**Excerpt provided**:
FEVER = Fast Evaluation of Viral Emerging Risks

Three main programs are included in this package: probesingle.py, probepair.py, and probemulti.py. As the names imply, the first seeks a single probe that optimizes coverage, the second seeks a pair of probes that collectively optimize coverage, and the third seeks n probes, where n is specified by the user. In terms of operational usage, probemulti.py can use n=1 to obtain a single probe and n=2 to provide a pair of probes, and this is "all you really need." But probesingle.py and probepair.py are useful for research purposes as they provide further analyses.

probesingle.py will provide multiple solutions to the single probe problem, over a range of GC content and stem length constraints, better enabling the user to identify the trade-off between coverage and these quantities.

probepair.py is almost entirely for research purposes. It seeks the optimal pair of probes by an exhaustive search of all pairs; this is in contrast to the probemulti.py code, which uses a more straightforward iterative process.

Coverage

The probe is a K-mer (string of K bases) which is said to cover a sequence if it appears in that sequence. A cocktail of probes is said to cover a sequence if at least one of the probes in the cocktail covers (ie, appears in) the sequence. Coverage is defined as the fraction of sequences in a database that are covered by the K-mer or cocktail of K-mers.

Note that the database that is used either to optimize coverage or to evaluate coverage is a list of sequences, and that those sequences do not need to be aligned.

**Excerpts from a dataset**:
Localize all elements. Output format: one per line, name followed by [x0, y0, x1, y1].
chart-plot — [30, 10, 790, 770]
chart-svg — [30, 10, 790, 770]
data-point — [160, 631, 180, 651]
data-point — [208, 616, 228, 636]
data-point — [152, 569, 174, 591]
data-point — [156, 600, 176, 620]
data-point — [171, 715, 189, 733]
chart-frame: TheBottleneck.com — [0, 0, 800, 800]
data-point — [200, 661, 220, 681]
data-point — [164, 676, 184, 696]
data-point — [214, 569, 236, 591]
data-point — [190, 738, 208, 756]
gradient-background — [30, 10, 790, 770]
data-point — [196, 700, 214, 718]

**Questions to answer**:
A) According to the FEVER excerpt, how does probepair.py find the optimal pair of probes?
B) From the FEVER excerpt, extract everything from "Note that the" down to "to be aligned.".

**Results by task**:
A) It performs an exhaustive search of all pairs.

B)
Note that the database that is used either to optimize coverage or to evaluate coverage is a list of sequences, and that those sequences do not need to be aligned.